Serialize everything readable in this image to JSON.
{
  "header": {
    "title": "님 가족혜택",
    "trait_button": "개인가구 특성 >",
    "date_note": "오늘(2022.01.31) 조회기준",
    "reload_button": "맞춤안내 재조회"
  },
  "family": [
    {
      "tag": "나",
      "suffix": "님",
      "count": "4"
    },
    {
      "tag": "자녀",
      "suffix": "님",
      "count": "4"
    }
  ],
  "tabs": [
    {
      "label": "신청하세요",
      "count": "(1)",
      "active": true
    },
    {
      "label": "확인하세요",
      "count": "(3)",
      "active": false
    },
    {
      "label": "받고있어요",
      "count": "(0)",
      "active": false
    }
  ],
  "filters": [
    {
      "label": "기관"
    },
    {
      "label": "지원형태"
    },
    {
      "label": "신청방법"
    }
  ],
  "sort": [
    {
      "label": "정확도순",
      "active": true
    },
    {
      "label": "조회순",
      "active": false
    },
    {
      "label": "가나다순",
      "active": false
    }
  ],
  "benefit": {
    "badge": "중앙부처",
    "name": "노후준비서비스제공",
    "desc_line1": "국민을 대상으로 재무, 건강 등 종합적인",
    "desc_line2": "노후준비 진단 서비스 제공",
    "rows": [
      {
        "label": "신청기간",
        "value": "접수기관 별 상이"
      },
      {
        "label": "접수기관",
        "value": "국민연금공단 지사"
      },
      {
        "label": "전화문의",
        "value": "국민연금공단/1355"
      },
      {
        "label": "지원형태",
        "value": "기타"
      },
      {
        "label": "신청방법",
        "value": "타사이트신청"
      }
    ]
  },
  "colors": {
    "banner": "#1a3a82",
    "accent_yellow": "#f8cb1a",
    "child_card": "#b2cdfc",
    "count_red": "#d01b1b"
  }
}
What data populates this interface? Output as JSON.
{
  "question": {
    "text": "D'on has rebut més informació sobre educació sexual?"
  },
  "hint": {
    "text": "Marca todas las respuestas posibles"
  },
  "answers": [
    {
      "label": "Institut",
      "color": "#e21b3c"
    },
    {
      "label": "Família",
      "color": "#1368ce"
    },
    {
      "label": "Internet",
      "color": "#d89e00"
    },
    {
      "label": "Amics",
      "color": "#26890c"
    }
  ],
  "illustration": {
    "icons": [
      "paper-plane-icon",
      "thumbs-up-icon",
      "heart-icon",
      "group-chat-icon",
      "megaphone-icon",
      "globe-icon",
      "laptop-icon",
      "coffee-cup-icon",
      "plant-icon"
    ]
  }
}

● Given problem:
Every entry above should be retyped exactly as shown.

● The response:
Serialize everything readable in this image to JSON.
{
  "header": {
    "title": "님 가족혜택",
    "trait_button": "개인가구 특성 >",
    "date_note": "오늘(2022.01.31) 조회기준",
    "reload_button": "맞춤안내 재조회"
  },
  "family": [
    {
      "tag": "나",
      "suffix": "님",
      "count": "4"
    },
    {
      "tag": "자녀",
      "suffix": "님",
      "count": "4"
    }
  ],
  "tabs": [
    {
      "label": "신청하세요",
      "count": "(1)",
      "active": true
    },
    {
      "label": "확인하세요",
      "count": "(3)",
      "active": false
    },
    {
      "label": "받고있어요",
      "count": "(0)",
      "active": false
    }
  ],
  "filters": [
    {
      "label": "기관"
    },
    {
      "label": "지원형태"
    },
    {
      "label": "신청방법"
    }
  ],
  "sort": [
    {
      "label": "정확도순",
      "active": true
    },
    {
      "label": "조회순",
      "active": false
    },
    {
      "label": "가나다순",
      "active": false
    }
  ],
  "benefit": {
    "badge": "중앙부처",
    "name": "노후준비서비스제공",
    "desc_line1": "국민을 대상으로 재무, 건강 등 종합적인",
    "desc_line2": "노후준비 진단 서비스 제공",
    "rows": [
      {
        "label": "신청기간",
        "value": "접수기관 별 상이"
      },
      {
        "label": "접수기관",
        "value": "국민연금공단 지사"
      },
      {
        "label": "전화문의",
        "value": "국민연금공단/1355"
      },
      {
        "label": "지원형태",
        "value": "기타"
      },
      {
        "label": "신청방법",
        "value": "타사이트신청"
      }
    ]
  },
  "colors": {
    "banner": "#1a3a82",
    "accent_yellow": "#f8cb1a",
    "child_card": "#b2cdfc",
    "count_red": "#d01b1b"
  }
}
What data populates this interface? Output as JSON.
{
  "question": {
    "text": "D'on has rebut més informació sobre educació sexual?"
  },
  "hint": {
    "text": "Marca todas las respuestas posibles"
  },
  "answers": [
    {
      "label": "Institut",
      "color": "#e21b3c"
    },
    {
      "label": "Família",
      "color": "#1368ce"
    },
    {
      "label": "Internet",
      "color": "#d89e00"
    },
    {
      "label": "Amics",
      "color": "#26890c"
    }
  ],
  "illustration": {
    "icons": [
      "paper-plane-icon",
      "thumbs-up-icon",
      "heart-icon",
      "group-chat-icon",
      "megaphone-icon",
      "globe-icon",
      "laptop-icon",
      "coffee-cup-icon",
      "plant-icon"
    ]
  }
}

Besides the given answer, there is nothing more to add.